* **DIRECTIONS FOR THIS TASK**: Repeat the whole listing exactly as written.
+ + +
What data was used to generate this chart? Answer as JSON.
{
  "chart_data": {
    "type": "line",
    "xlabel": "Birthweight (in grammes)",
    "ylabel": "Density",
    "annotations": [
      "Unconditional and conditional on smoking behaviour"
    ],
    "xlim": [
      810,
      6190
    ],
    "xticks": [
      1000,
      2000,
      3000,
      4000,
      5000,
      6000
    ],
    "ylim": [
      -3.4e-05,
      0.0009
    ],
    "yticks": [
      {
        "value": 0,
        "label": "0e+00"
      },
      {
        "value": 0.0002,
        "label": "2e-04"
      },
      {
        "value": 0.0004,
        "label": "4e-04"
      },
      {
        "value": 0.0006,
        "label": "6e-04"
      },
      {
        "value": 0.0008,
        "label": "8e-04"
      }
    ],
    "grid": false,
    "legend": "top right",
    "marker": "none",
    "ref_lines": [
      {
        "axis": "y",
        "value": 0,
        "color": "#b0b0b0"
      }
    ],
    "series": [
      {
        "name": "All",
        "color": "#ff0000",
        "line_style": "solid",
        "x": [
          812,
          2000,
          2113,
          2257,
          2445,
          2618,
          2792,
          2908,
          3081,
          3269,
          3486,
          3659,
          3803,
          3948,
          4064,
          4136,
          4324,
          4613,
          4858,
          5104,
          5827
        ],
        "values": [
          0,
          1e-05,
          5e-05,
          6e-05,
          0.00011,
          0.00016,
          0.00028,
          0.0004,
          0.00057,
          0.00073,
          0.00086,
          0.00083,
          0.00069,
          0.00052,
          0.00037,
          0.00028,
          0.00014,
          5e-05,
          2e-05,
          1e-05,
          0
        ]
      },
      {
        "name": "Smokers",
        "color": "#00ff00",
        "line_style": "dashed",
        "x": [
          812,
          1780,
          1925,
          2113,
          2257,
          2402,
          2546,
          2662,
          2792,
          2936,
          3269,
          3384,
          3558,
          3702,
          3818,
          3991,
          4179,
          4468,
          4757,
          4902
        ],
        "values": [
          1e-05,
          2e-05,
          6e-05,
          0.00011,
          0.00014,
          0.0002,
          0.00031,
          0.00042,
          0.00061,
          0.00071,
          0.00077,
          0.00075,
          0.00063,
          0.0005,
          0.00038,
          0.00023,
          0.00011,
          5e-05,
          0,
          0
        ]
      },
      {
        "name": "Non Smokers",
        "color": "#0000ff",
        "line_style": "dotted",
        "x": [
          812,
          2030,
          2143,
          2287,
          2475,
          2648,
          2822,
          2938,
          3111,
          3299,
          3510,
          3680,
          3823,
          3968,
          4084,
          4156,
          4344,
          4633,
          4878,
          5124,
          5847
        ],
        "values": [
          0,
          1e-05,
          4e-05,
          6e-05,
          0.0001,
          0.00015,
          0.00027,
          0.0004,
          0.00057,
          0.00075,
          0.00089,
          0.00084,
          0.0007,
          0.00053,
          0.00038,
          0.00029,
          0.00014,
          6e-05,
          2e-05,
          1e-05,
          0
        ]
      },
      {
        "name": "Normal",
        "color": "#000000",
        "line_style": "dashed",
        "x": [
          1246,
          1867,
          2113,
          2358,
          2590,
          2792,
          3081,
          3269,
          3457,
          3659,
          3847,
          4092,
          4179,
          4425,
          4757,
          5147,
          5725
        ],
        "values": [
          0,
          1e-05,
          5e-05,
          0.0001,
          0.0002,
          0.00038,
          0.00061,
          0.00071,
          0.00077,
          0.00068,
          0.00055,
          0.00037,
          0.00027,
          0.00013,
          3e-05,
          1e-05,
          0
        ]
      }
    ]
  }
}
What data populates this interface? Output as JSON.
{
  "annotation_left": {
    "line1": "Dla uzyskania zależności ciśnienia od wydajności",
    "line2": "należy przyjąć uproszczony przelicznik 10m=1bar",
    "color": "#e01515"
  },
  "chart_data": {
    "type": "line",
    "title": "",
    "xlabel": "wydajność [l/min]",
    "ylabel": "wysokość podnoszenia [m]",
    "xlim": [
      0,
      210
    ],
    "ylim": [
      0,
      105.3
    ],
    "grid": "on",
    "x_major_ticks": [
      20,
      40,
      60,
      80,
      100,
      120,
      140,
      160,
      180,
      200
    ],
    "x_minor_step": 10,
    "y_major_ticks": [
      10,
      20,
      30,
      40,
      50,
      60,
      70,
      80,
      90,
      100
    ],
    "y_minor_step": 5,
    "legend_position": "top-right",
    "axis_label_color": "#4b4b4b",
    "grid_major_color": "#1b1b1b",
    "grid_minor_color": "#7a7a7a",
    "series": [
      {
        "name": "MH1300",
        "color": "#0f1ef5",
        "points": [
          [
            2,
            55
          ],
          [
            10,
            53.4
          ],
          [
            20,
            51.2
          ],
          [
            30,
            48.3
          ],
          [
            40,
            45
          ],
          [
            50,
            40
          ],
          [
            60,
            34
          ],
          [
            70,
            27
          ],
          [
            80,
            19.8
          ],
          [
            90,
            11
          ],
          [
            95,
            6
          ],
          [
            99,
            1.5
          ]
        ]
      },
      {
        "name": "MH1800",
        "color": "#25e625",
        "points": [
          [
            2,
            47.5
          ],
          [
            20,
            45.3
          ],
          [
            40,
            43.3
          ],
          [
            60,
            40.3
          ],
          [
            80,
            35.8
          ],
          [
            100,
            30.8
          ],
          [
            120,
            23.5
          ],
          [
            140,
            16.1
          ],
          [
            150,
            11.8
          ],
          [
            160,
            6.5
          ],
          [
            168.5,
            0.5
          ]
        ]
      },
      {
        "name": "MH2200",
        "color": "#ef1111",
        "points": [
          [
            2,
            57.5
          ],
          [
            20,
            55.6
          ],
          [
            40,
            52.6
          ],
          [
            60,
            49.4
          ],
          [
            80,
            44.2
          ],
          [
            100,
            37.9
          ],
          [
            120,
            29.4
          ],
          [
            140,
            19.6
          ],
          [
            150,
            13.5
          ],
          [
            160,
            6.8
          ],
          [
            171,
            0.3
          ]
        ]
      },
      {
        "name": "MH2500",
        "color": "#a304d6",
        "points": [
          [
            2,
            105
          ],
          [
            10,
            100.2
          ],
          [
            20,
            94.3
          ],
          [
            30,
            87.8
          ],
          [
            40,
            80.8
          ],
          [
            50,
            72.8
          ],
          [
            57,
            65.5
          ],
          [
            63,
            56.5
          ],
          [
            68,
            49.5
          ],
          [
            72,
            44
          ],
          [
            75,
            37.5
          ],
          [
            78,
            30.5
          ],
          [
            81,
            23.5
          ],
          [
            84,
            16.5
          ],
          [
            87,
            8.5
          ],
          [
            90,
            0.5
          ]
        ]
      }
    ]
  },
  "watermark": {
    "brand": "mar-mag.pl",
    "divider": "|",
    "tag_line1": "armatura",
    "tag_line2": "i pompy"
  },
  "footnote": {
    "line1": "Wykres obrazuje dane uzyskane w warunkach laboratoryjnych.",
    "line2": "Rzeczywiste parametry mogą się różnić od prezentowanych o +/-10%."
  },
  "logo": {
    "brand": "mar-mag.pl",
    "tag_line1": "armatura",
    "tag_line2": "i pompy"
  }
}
+ + +
* **CORRECT OUTPUT**:
What data was used to generate this chart? Answer as JSON.
{
  "chart_data": {
    "type": "line",
    "xlabel": "Birthweight (in grammes)",
    "ylabel": "Density",
    "annotations": [
      "Unconditional and conditional on smoking behaviour"
    ],
    "xlim": [
      810,
      6190
    ],
    "xticks": [
      1000,
      2000,
      3000,
      4000,
      5000,
      6000
    ],
    "ylim": [
      -3.4e-05,
      0.0009
    ],
    "yticks": [
      {
        "value": 0,
        "label": "0e+00"
      },
      {
        "value": 0.0002,
        "label": "2e-04"
      },
      {
        "value": 0.0004,
        "label": "4e-04"
      },
      {
        "value": 0.0006,
        "label": "6e-04"
      },
      {
        "value": 0.0008,
        "label": "8e-04"
      }
    ],
    "grid": false,
    "legend": "top right",
    "marker": "none",
    "ref_lines": [
      {
        "axis": "y",
        "value": 0,
        "color": "#b0b0b0"
      }
    ],
    "series": [
      {
        "name": "All",
        "color": "#ff0000",
        "line_style": "solid",
        "x": [
          812,
          2000,
          2113,
          2257,
          2445,
          2618,
          2792,
          2908,
          3081,
          3269,
          3486,
          3659,
          3803,
          3948,
          4064,
          4136,
          4324,
          4613,
          4858,
          5104,
          5827
        ],
        "values": [
          0,
          1e-05,
          5e-05,
          6e-05,
          0.00011,
          0.00016,
          0.00028,
          0.0004,
          0.00057,
          0.00073,
          0.00086,
          0.00083,
          0.00069,
          0.00052,
          0.00037,
          0.00028,
          0.00014,
          5e-05,
          2e-05,
          1e-05,
          0
        ]
      },
      {
        "name": "Smokers",
        "color": "#00ff00",
        "line_style": "dashed",
        "x": [
          812,
          1780,
          1925,
          2113,
          2257,
          2402,
          2546,
          2662,
          2792,
          2936,
          3269,
          3384,
          3558,
          3702,
          3818,
          3991,
          4179,
          4468,
          4757,
          4902
        ],
        "values": [
          1e-05,
          2e-05,
          6e-05,
          0.00011,
          0.00014,
          0.0002,
          0.00031,
          0.00042,
          0.00061,
          0.00071,
          0.00077,
          0.00075,
          0.00063,
          0.0005,
          0.00038,
          0.00023,
          0.00011,
          5e-05,
          0,
          0
        ]
      },
      {
        "name": "Non Smokers",
        "color": "#0000ff",
        "line_style": "dotted",
        "x": [
          812,
          2030,
          2143,
          2287,
          2475,
          2648,
          2822,
          2938,
          3111,
          3299,
          3510,
          3680,
          3823,
          3968,
          4084,
          4156,
          4344,
          4633,
          4878,
          5124,
          5847
        ],
        "values": [
          0,
          1e-05,
          4e-05,
          6e-05,
          0.0001,
          0.00015,
          0.00027,
          0.0004,
          0.00057,
          0.00075,
          0.00089,
          0.00084,
          0.0007,
          0.00053,
          0.00038,
          0.00029,
          0.00014,
          6e-05,
          2e-05,
          1e-05,
          0
        ]
      },
      {
        "name": "Normal",
        "color": "#000000",
        "line_style": "dashed",
        "x": [
          1246,
          1867,
          2113,
          2358,
          2590,
          2792,
          3081,
          3269,
          3457,
          3659,
          3847,
          4092,
          4179,
          4425,
          4757,
          5147,
          5725
        ],
        "values": [
          0,
          1e-05,
          5e-05,
          0.0001,
          0.0002,
          0.00038,
          0.00061,
          0.00071,
          0.00077,
          0.00068,
          0.00055,
          0.00037,
          0.00027,
          0.00013,
          3e-05,
          1e-05,
          0
        ]
      }
    ]
  }
}
What data populates this interface? Output as JSON.
{
  "annotation_left": {
    "line1": "Dla uzyskania zależności ciśnienia od wydajności",
    "line2": "należy przyjąć uproszczony przelicznik 10m=1bar",
    "color": "#e01515"
  },
  "chart_data": {
    "type": "line",
    "title": "",
    "xlabel": "wydajność [l/min]",
    "ylabel": "wysokość podnoszenia [m]",
    "xlim": [
      0,
      210
    ],
    "ylim": [
      0,
      105.3
    ],
    "grid": "on",
    "x_major_ticks": [
      20,
      40,
      60,
      80,
      100,
      120,
      140,
      160,
      180,
      200
    ],
    "x_minor_step": 10,
    "y_major_ticks": [
      10,
      20,
      30,
      40,
      50,
      60,
      70,
      80,
      90,
      100
    ],
    "y_minor_step": 5,
    "legend_position": "top-right",
    "axis_label_color": "#4b4b4b",
    "grid_major_color": "#1b1b1b",
    "grid_minor_color": "#7a7a7a",
    "series": [
      {
        "name": "MH1300",
        "color": "#0f1ef5",
        "points": [
          [
            2,
            55
          ],
          [
            10,
            53.4
          ],
          [
            20,
            51.2
          ],
          [
            30,
            48.3
          ],
          [
            40,
            45
          ],
          [
            50,
            40
          ],
          [
            60,
            34
          ],
          [
            70,
            27
          ],
          [
            80,
            19.8
          ],
          [
            90,
            11
          ],
          [
            95,
            6
          ],
          [
            99,
            1.5
          ]
        ]
      },
      {
        "name": "MH1800",
        "color": "#25e625",
        "points": [
          [
            2,
            47.5
          ],
          [
            20,
            45.3
          ],
          [
            40,
            43.3
          ],
          [
            60,
            40.3
          ],
          [
            80,
            35.8
          ],
          [
            100,
            30.8
          ],
          [
            120,
            23.5
          ],
          [
            140,
            16.1
          ],
          [
            150,
            11.8
          ],
          [
            160,
            6.5
          ],
          [
            168.5,
            0.5
          ]
        ]
      },
      {
        "name": "MH2200",
        "color": "#ef1111",
        "points": [
          [
            2,
            57.5
          ],
          [
            20,
            55.6
          ],
          [
            40,
            52.6
          ],
          [
            60,
            49.4
          ],
          [
            80,
            44.2
          ],
          [
            100,
            37.9
          ],
          [
            120,
            29.4
          ],
          [
            140,
            19.6
          ],
          [
            150,
            13.5
          ],
          [
            160,
            6.8
          ],
          [
            171,
            0.3
          ]
        ]
      },
      {
        "name": "MH2500",
        "color": "#a304d6",
        "points": [
          [
            2,
            105
          ],
          [
            10,
            100.2
          ],
          [
            20,
            94.3
          ],
          [
            30,
            87.8
          ],
          [
            40,
            80.8
          ],
          [
            50,
            72.8
          ],
          [
            57,
            65.5
          ],
          [
            63,
            56.5
          ],
          [
            68,
            49.5
          ],
          [
            72,
            44
          ],
          [
            75,
            37.5
          ],
          [
            78,
            30.5
          ],
          [
            81,
            23.5
          ],
          [
            84,
            16.5
          ],
          [
            87,
            8.5
          ],
          [
            90,
            0.5
          ]
        ]
      }
    ]
  },
  "watermark": {
    "brand": "mar-mag.pl",
    "divider": "|",
    "tag_line1": "armatura",
    "tag_line2": "i pompy"
  },
  "footnote": {
    "line1": "Wykres obrazuje dane uzyskane w warunkach laboratoryjnych.",
    "line2": "Rzeczywiste parametry mogą się różnić od prezentowanych o +/-10%."
  },
  "logo": {
    "brand": "mar-mag.pl",
    "tag_line1": "armatura",
    "tag_line2": "i pompy"
  }
}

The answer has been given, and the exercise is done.